#### To be done:
Transcribe all of the records precisely as they are presented.

--- start of Rows ---

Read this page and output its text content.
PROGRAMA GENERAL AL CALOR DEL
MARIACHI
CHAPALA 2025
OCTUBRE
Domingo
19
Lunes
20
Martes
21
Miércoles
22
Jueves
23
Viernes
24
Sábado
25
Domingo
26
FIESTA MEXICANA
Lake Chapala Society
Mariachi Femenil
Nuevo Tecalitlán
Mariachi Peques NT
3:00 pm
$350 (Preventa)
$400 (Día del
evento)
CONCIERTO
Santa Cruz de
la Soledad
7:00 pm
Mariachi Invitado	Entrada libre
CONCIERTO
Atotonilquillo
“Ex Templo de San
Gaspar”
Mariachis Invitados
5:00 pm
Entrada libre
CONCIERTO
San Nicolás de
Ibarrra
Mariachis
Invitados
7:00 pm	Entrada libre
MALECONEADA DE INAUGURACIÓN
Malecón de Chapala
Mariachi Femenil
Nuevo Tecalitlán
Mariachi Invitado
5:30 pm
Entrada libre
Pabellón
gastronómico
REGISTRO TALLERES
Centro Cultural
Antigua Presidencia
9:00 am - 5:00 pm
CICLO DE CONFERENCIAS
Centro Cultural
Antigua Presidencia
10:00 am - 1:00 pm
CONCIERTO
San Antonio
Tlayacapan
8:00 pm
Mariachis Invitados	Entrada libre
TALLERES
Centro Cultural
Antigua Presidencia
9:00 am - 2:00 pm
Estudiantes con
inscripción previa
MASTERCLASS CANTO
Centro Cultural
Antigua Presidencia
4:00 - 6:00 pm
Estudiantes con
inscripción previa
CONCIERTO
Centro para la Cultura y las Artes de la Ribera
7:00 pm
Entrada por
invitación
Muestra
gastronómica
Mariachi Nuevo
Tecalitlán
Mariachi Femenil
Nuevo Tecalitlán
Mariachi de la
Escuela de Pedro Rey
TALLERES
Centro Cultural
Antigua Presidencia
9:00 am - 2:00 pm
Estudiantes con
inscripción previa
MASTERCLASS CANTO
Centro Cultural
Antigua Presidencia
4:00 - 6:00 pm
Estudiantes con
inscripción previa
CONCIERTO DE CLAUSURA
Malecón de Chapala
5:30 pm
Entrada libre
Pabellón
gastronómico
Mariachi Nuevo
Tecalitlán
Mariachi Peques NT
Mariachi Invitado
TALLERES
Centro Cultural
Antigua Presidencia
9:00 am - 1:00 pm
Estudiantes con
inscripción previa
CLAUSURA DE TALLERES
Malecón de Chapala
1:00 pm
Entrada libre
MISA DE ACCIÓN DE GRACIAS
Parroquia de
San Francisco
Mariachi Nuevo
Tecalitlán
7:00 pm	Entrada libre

--- end of Rows ---

#### Output for this task:
Read this page and output its text content.
PROGRAMA GENERAL AL CALOR DEL
MARIACHI
CHAPALA 2025
OCTUBRE
Domingo
19
Lunes
20
Martes
21
Miércoles
22
Jueves
23
Viernes
24
Sábado
25
Domingo
26
FIESTA MEXICANA
Lake Chapala Society
Mariachi Femenil
Nuevo Tecalitlán
Mariachi Peques NT
3:00 pm
$350 (Preventa)
$400 (Día del
evento)
CONCIERTO
Santa Cruz de
la Soledad
7:00 pm
Mariachi Invitado	Entrada libre
CONCIERTO
Atotonilquillo
“Ex Templo de San
Gaspar”
Mariachis Invitados
5:00 pm
Entrada libre
CONCIERTO
San Nicolás de
Ibarrra
Mariachis
Invitados
7:00 pm	Entrada libre
MALECONEADA DE INAUGURACIÓN
Malecón de Chapala
Mariachi Femenil
Nuevo Tecalitlán
Mariachi Invitado
5:30 pm
Entrada libre
Pabellón
gastronómico
REGISTRO TALLERES
Centro Cultural
Antigua Presidencia
9:00 am - 5:00 pm
CICLO DE CONFERENCIAS
Centro Cultural
Antigua Presidencia
10:00 am - 1:00 pm
CONCIERTO
San Antonio
Tlayacapan
8:00 pm
Mariachis Invitados	Entrada libre
TALLERES
Centro Cultural
Antigua Presidencia
9:00 am - 2:00 pm
Estudiantes con
inscripción previa
MASTERCLASS CANTO
Centro Cultural
Antigua Presidencia
4:00 - 6:00 pm
Estudiantes con
inscripción previa
CONCIERTO
Centro para la Cultura y las Artes de la Ribera
7:00 pm
Entrada por
invitación
Muestra
gastronómica
Mariachi Nuevo
Tecalitlán
Mariachi Femenil
Nuevo Tecalitlán
Mariachi de la
Escuela de Pedro Rey
TALLERES
Centro Cultural
Antigua Presidencia
9:00 am - 2:00 pm
Estudiantes con
inscripción previa
MASTERCLASS CANTO
Centro Cultural
Antigua Presidencia
4:00 - 6:00 pm
Estudiantes con
inscripción previa
CONCIERTO DE CLAUSURA
Malecón de Chapala
5:30 pm
Entrada libre
Pabellón
gastronómico
Mariachi Nuevo
Tecalitlán
Mariachi Peques NT
Mariachi Invitado
TALLERES
Centro Cultural
Antigua Presidencia
9:00 am - 1:00 pm
Estudiantes con
inscripción previa
CLAUSURA DE TALLERES
Malecón de Chapala
1:00 pm
Entrada libre
MISA DE ACCIÓN DE GRACIAS
Parroquia de
San Francisco
Mariachi Nuevo
Tecalitlán
7:00 pm	Entrada libre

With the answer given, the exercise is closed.